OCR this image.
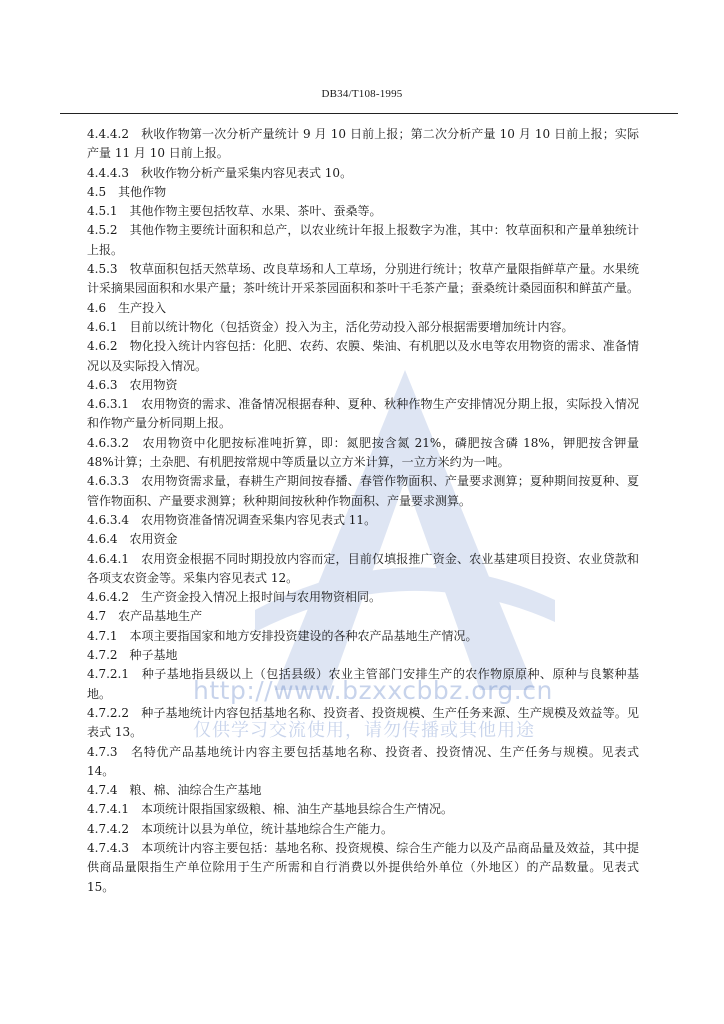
DB34/T108-1995
http://www.bzxxcbbz.org.cn
仅供学习交流使用，请勿传播或其他用途

4.4.4.2　秋收作物第一次分析产量统计 9 月 10 日前上报；第二次分析产量 10 月 10 日前上报；实际产量 11 月 10 日前上报。

4.4.4.3　秋收作物分析产量采集内容见表式 10。

4.5　其他作物

4.5.1　其他作物主要包括牧草、水果、茶叶、蚕桑等。

4.5.2　其他作物主要统计面积和总产，以农业统计年报上报数字为准，其中：牧草面积和产量单独统计上报。

4.5.3　牧草面积包括天然草场、改良草场和人工草场，分别进行统计；牧草产量限指鲜草产量。水果统计采摘果园面积和水果产量；茶叶统计开采茶园面积和茶叶干毛茶产量；蚕桑统计桑园面积和鲜茧产量。

4.6　生产投入

4.6.1　目前以统计物化（包括资金）投入为主，活化劳动投入部分根据需要增加统计内容。

4.6.2　物化投入统计内容包括：化肥、农药、农膜、柴油、有机肥以及水电等农用物资的需求、准备情况以及实际投入情况。

4.6.3　农用物资

4.6.3.1　农用物资的需求、准备情况根据春种、夏种、秋种作物生产安排情况分期上报，实际投入情况和作物产量分析同期上报。

4.6.3.2　农用物资中化肥按标准吨折算，即：氮肥按含氮 21%，磷肥按含磷 18%，钾肥按含钾量 48%计算；土杂肥、有机肥按常规中等质量以立方米计算，一立方米约为一吨。

4.6.3.3　农用物资需求量，春耕生产期间按春播、春管作物面积、产量要求测算；夏种期间按夏种、夏管作物面积、产量要求测算；秋种期间按秋种作物面积、产量要求测算。

4.6.3.4　农用物资准备情况调查采集内容见表式 11。

4.6.4　农用资金

4.6.4.1　农用资金根据不同时期投放内容而定，目前仅填报推广资金、农业基建项目投资、农业贷款和各项支农资金等。采集内容见表式 12。

4.6.4.2　生产资金投入情况上报时间与农用物资相同。

4.7　农产品基地生产

4.7.1　本项主要指国家和地方安排投资建设的各种农产品基地生产情况。

4.7.2　种子基地

4.7.2.1　种子基地指县级以上（包括县级）农业主管部门安排生产的农作物原原种、原种与良繁种基地。

4.7.2.2　种子基地统计内容包括基地名称、投资者、投资规模、生产任务来源、生产规模及效益等。见表式 13。

4.7.3　名特优产品基地统计内容主要包括基地名称、投资者、投资情况、生产任务与规模。见表式 14。

4.7.4　粮、棉、油综合生产基地

4.7.4.1　本项统计限指国家级粮、棉、油生产基地县综合生产情况。

4.7.4.2　本项统计以县为单位，统计基地综合生产能力。

4.7.4.3　本项统计内容主要包括：基地名称、投资规模、综合生产能力以及产品商品量及效益，其中提供商品量限指生产单位除用于生产所需和自行消费以外提供给外单位（外地区）的产品数量。见表式 15。
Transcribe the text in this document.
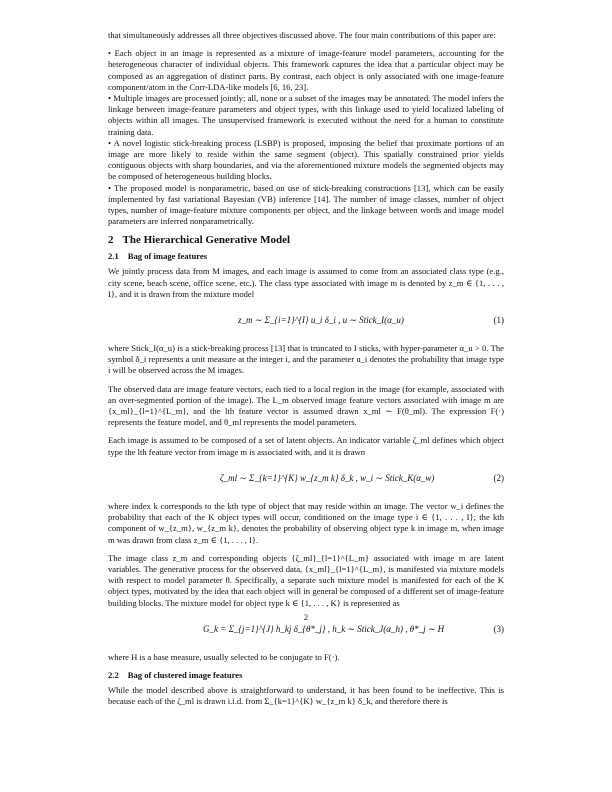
that simultaneously addresses all three objectives discussed above. The four main contributions of this paper are:

• Each object in an image is represented as a mixture of image-feature model parameters, accounting for the heterogeneous character of individual objects. This framework captures the idea that a particular object may be composed as an aggregation of distinct parts. By contrast, each object is only associated with one image-feature component/atom in the Corr-LDA-like models [6, 16, 23].

• Multiple images are processed jointly; all, none or a subset of the images may be annotated. The model infers the linkage between image-feature parameters and object types, with this linkage used to yield localized labeling of objects within all images. The unsupervised framework is executed without the need for a human to constitute training data.

• A novel logistic stick-breaking process (LSBP) is proposed, imposing the belief that proximate portions of an image are more likely to reside within the same segment (object). This spatially constrained prior yields contiguous objects with sharp boundaries, and via the aforementioned mixture models the segmented objects may be composed of heterogeneous building blocks.

• The proposed model is nonparametric, based on use of stick-breaking constructions [13], which can be easily implemented by fast variational Bayesian (VB) inference [14]. The number of image classes, number of object types, number of image-feature mixture components per object, and the linkage between words and image model parameters are inferred nonparametrically.

2 The Hierarchical Generative Model
2.1 Bag of image features

We jointly process data from M images, and each image is assumed to come from an associated class type (e.g., city scene, beach scene, office scene, etc.). The class type associated with image m is denoted by z_m ∈ {1, . . . , I}, and it is drawn from the mixture model

z_m ∼ Σ_{i=1}^{I} u_i δ_i , u ∼ Stick_I(α_u)	(1)

where Stick_I(α_u) is a stick-breaking process [13] that is truncated to I sticks, with hyper-parameter α_u > 0. The symbol δ_i represents a unit measure at the integer i, and the parameter u_i denotes the probability that image type i will be observed across the M images.

The observed data are image feature vectors, each tied to a local region in the image (for example, associated with an over-segmented portion of the image). The L_m observed image feature vectors associated with image m are {x_ml}_{l=1}^{L_m}, and the lth feature vector is assumed drawn x_ml ∼ F(θ_ml). The expression F(·) represents the feature model, and θ_ml represents the model parameters.

Each image is assumed to be composed of a set of latent objects. An indicator variable ζ_ml defines which object type the lth feature vector from image m is associated with, and it is drawn

ζ_ml ∼ Σ_{k=1}^{K} w_{z_m k} δ_k , w_i ∼ Stick_K(α_w)	(2)

where index k corresponds to the kth type of object that may reside within an image. The vector w_i defines the probability that each of the K object types will occur, conditioned on the image type i ∈ {1, . . . , I}; the kth component of w_{z_m}, w_{z_m k}, denotes the probability of observing object type k in image m, when image m was drawn from class z_m ∈ {1, . . . , I}.

The image class z_m and corresponding objects {ζ_ml}_{l=1}^{L_m} associated with image m are latent variables. The generative process for the observed data, {x_ml}_{l=1}^{L_m}, is manifested via mixture models with respect to model parameter θ. Specifically, a separate such mixture model is manifested for each of the K object types, motivated by the idea that each object will in general be composed of a different set of image-feature building blocks. The mixture model for object type k ∈ {1, . . . , K} is represented as

G_k = Σ_{j=1}^{J} h_kj δ_{θ*_j} , h_k ∼ Stick_J(α_h) , θ*_j ∼ H	(3)

where H is a base measure, usually selected to be conjugate to F(·).

2.2 Bag of clustered image features

While the model described above is straightforward to understand, it has been found to be ineffective. This is because each of the ζ_ml is drawn i.i.d. from Σ_{k=1}^{K} w_{z_m k} δ_k, and therefore there is

2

..........

**Problem description**
Your task is to transcribe all of the records precisely, with no images included.

**Exercise solution**
OCR this image.
DB34/T108-1995
http://www.bzxxcbbz.org.cn
仅供学习交流使用，请勿传播或其他用途

4.4.4.2　秋收作物第一次分析产量统计 9 月 10 日前上报；第二次分析产量 10 月 10 日前上报；实际产量 11 月 10 日前上报。

4.4.4.3　秋收作物分析产量采集内容见表式 10。

4.5　其他作物

4.5.1　其他作物主要包括牧草、水果、茶叶、蚕桑等。

4.5.2　其他作物主要统计面积和总产，以农业统计年报上报数字为准，其中：牧草面积和产量单独统计上报。

4.5.3　牧草面积包括天然草场、改良草场和人工草场，分别进行统计；牧草产量限指鲜草产量。水果统计采摘果园面积和水果产量；茶叶统计开采茶园面积和茶叶干毛茶产量；蚕桑统计桑园面积和鲜茧产量。

4.6　生产投入

4.6.1　目前以统计物化（包括资金）投入为主，活化劳动投入部分根据需要增加统计内容。

4.6.2　物化投入统计内容包括：化肥、农药、农膜、柴油、有机肥以及水电等农用物资的需求、准备情况以及实际投入情况。

4.6.3　农用物资

4.6.3.1　农用物资的需求、准备情况根据春种、夏种、秋种作物生产安排情况分期上报，实际投入情况和作物产量分析同期上报。

4.6.3.2　农用物资中化肥按标准吨折算，即：氮肥按含氮 21%，磷肥按含磷 18%，钾肥按含钾量 48%计算；土杂肥、有机肥按常规中等质量以立方米计算，一立方米约为一吨。

4.6.3.3　农用物资需求量，春耕生产期间按春播、春管作物面积、产量要求测算；夏种期间按夏种、夏管作物面积、产量要求测算；秋种期间按秋种作物面积、产量要求测算。

4.6.3.4　农用物资准备情况调查采集内容见表式 11。

4.6.4　农用资金

4.6.4.1　农用资金根据不同时期投放内容而定，目前仅填报推广资金、农业基建项目投资、农业贷款和各项支农资金等。采集内容见表式 12。

4.6.4.2　生产资金投入情况上报时间与农用物资相同。

4.7　农产品基地生产

4.7.1　本项主要指国家和地方安排投资建设的各种农产品基地生产情况。

4.7.2　种子基地

4.7.2.1　种子基地指县级以上（包括县级）农业主管部门安排生产的农作物原原种、原种与良繁种基地。

4.7.2.2　种子基地统计内容包括基地名称、投资者、投资规模、生产任务来源、生产规模及效益等。见表式 13。

4.7.3　名特优产品基地统计内容主要包括基地名称、投资者、投资情况、生产任务与规模。见表式 14。

4.7.4　粮、棉、油综合生产基地

4.7.4.1　本项统计限指国家级粮、棉、油生产基地县综合生产情况。

4.7.4.2　本项统计以县为单位，统计基地综合生产能力。

4.7.4.3　本项统计内容主要包括：基地名称、投资规模、综合生产能力以及产品商品量及效益，其中提供商品量限指生产单位除用于生产所需和自行消费以外提供给外单位（外地区）的产品数量。见表式 15。
Transcribe the text in this document.
that simultaneously addresses all three objectives discussed above. The four main contributions of this paper are:

• Each object in an image is represented as a mixture of image-feature model parameters, accounting for the heterogeneous character of individual objects. This framework captures the idea that a particular object may be composed as an aggregation of distinct parts. By contrast, each object is only associated with one image-feature component/atom in the Corr-LDA-like models [6, 16, 23].

• Multiple images are processed jointly; all, none or a subset of the images may be annotated. The model infers the linkage between image-feature parameters and object types, with this linkage used to yield localized labeling of objects within all images. The unsupervised framework is executed without the need for a human to constitute training data.

• A novel logistic stick-breaking process (LSBP) is proposed, imposing the belief that proximate portions of an image are more likely to reside within the same segment (object). This spatially constrained prior yields contiguous objects with sharp boundaries, and via the aforementioned mixture models the segmented objects may be composed of heterogeneous building blocks.

• The proposed model is nonparametric, based on use of stick-breaking constructions [13], which can be easily implemented by fast variational Bayesian (VB) inference [14]. The number of image classes, number of object types, number of image-feature mixture components per object, and the linkage between words and image model parameters are inferred nonparametrically.

2 The Hierarchical Generative Model
2.1 Bag of image features

We jointly process data from M images, and each image is assumed to come from an associated class type (e.g., city scene, beach scene, office scene, etc.). The class type associated with image m is denoted by z_m ∈ {1, . . . , I}, and it is drawn from the mixture model

z_m ∼ Σ_{i=1}^{I} u_i δ_i , u ∼ Stick_I(α_u)	(1)

where Stick_I(α_u) is a stick-breaking process [13] that is truncated to I sticks, with hyper-parameter α_u > 0. The symbol δ_i represents a unit measure at the integer i, and the parameter u_i denotes the probability that image type i will be observed across the M images.

The observed data are image feature vectors, each tied to a local region in the image (for example, associated with an over-segmented portion of the image). The L_m observed image feature vectors associated with image m are {x_ml}_{l=1}^{L_m}, and the lth feature vector is assumed drawn x_ml ∼ F(θ_ml). The expression F(·) represents the feature model, and θ_ml represents the model parameters.

Each image is assumed to be composed of a set of latent objects. An indicator variable ζ_ml defines which object type the lth feature vector from image m is associated with, and it is drawn

ζ_ml ∼ Σ_{k=1}^{K} w_{z_m k} δ_k , w_i ∼ Stick_K(α_w)	(2)

where index k corresponds to the kth type of object that may reside within an image. The vector w_i defines the probability that each of the K object types will occur, conditioned on the image type i ∈ {1, . . . , I}; the kth component of w_{z_m}, w_{z_m k}, denotes the probability of observing object type k in image m, when image m was drawn from class z_m ∈ {1, . . . , I}.

The image class z_m and corresponding objects {ζ_ml}_{l=1}^{L_m} associated with image m are latent variables. The generative process for the observed data, {x_ml}_{l=1}^{L_m}, is manifested via mixture models with respect to model parameter θ. Specifically, a separate such mixture model is manifested for each of the K object types, motivated by the idea that each object will in general be composed of a different set of image-feature building blocks. The mixture model for object type k ∈ {1, . . . , K} is represented as

G_k = Σ_{j=1}^{J} h_kj δ_{θ*_j} , h_k ∼ Stick_J(α_h) , θ*_j ∼ H	(3)

where H is a base measure, usually selected to be conjugate to F(·).

2.2 Bag of clustered image features

While the model described above is straightforward to understand, it has been found to be ineffective. This is because each of the ζ_ml is drawn i.i.d. from Σ_{k=1}^{K} w_{z_m k} δ_k, and therefore there is

2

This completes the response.